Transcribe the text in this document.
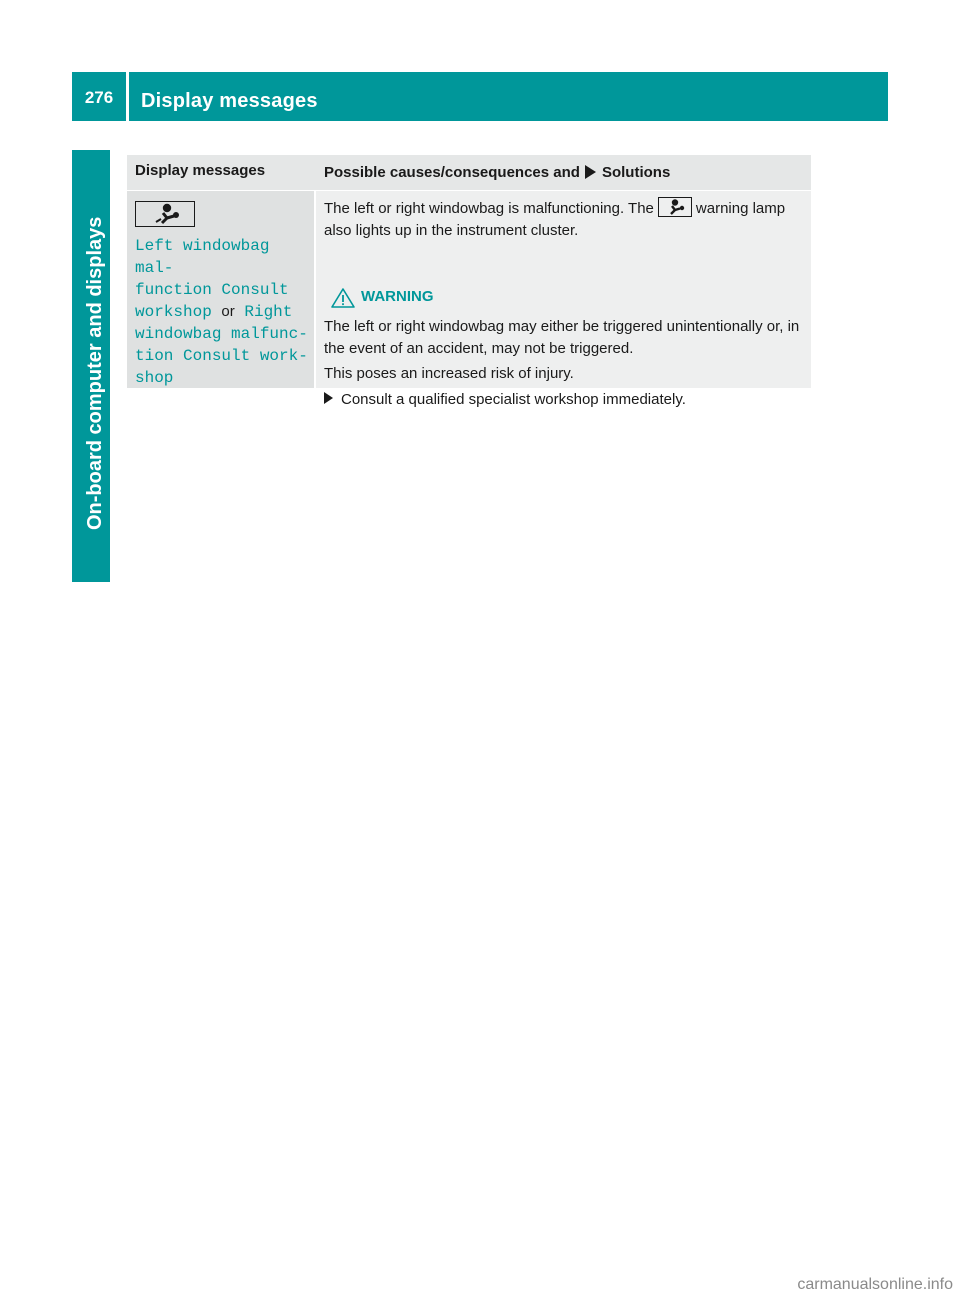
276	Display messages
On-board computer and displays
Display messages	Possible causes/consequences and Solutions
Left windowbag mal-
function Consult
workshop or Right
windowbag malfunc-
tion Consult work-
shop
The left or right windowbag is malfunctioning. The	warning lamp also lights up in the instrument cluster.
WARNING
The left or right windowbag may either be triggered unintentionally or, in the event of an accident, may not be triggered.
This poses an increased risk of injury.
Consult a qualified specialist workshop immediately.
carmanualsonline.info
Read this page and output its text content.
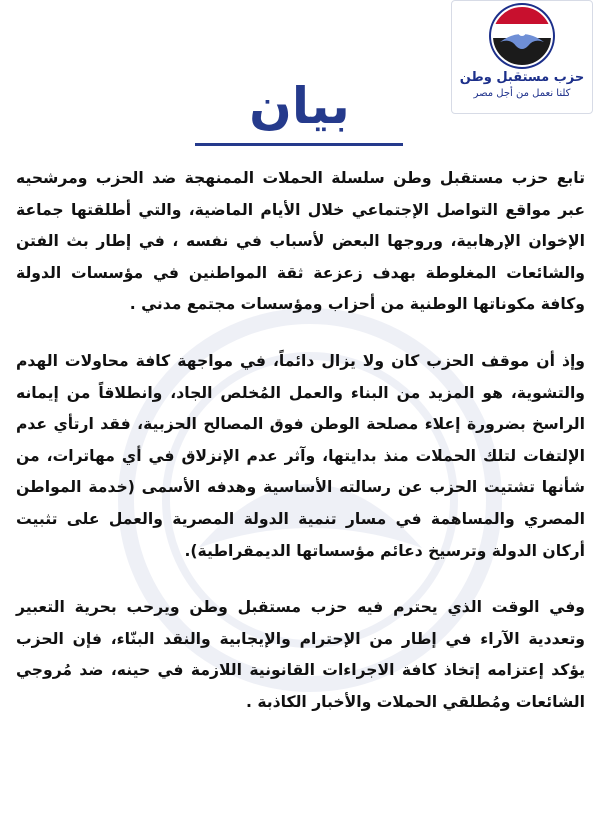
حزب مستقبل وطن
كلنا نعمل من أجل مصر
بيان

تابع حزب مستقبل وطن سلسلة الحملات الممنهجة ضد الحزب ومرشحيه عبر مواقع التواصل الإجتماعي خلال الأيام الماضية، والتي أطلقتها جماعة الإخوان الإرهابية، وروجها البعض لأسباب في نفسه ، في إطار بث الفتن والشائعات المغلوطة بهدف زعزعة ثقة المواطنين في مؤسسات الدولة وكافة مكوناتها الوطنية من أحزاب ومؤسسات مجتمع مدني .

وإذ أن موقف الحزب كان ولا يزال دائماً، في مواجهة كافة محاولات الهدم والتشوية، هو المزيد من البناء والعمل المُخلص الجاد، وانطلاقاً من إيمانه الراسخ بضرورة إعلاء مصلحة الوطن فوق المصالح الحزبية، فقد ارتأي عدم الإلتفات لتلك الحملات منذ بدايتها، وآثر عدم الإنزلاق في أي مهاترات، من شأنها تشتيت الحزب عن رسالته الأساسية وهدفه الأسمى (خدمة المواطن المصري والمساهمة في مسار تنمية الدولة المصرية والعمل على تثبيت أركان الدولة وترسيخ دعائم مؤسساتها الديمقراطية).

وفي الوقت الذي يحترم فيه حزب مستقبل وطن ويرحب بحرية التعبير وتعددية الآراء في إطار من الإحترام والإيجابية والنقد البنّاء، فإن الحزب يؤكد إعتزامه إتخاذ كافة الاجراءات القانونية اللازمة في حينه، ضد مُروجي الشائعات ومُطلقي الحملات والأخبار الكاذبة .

Requirement: Reproduce every entry exactly, but omit each picture.

Correct result:
Transcribe the text in this document.
276	Display messages
On-board computer and displays
Display messages	Possible causes/consequences and Solutions
Left windowbag mal-
function Consult
workshop or Right
windowbag malfunc-
tion Consult work-
shop
The left or right windowbag is malfunctioning. The	warning lamp also lights up in the instrument cluster.
WARNING
The left or right windowbag may either be triggered unintentionally or, in the event of an accident, may not be triggered.
This poses an increased risk of injury.
Consult a qualified specialist workshop immediately.
carmanualsonline.info
Read this page and output its text content.
حزب مستقبل وطن
كلنا نعمل من أجل مصر
بيان

تابع حزب مستقبل وطن سلسلة الحملات الممنهجة ضد الحزب ومرشحيه عبر مواقع التواصل الإجتماعي خلال الأيام الماضية، والتي أطلقتها جماعة الإخوان الإرهابية، وروجها البعض لأسباب في نفسه ، في إطار بث الفتن والشائعات المغلوطة بهدف زعزعة ثقة المواطنين في مؤسسات الدولة وكافة مكوناتها الوطنية من أحزاب ومؤسسات مجتمع مدني .

وإذ أن موقف الحزب كان ولا يزال دائماً، في مواجهة كافة محاولات الهدم والتشوية، هو المزيد من البناء والعمل المُخلص الجاد، وانطلاقاً من إيمانه الراسخ بضرورة إعلاء مصلحة الوطن فوق المصالح الحزبية، فقد ارتأي عدم الإلتفات لتلك الحملات منذ بدايتها، وآثر عدم الإنزلاق في أي مهاترات، من شأنها تشتيت الحزب عن رسالته الأساسية وهدفه الأسمى (خدمة المواطن المصري والمساهمة في مسار تنمية الدولة المصرية والعمل على تثبيت أركان الدولة وترسيخ دعائم مؤسساتها الديمقراطية).

وفي الوقت الذي يحترم فيه حزب مستقبل وطن ويرحب بحرية التعبير وتعددية الآراء في إطار من الإحترام والإيجابية والنقد البنّاء، فإن الحزب يؤكد إعتزامه إتخاذ كافة الاجراءات القانونية اللازمة في حينه، ضد مُروجي الشائعات ومُطلقي الحملات والأخبار الكاذبة .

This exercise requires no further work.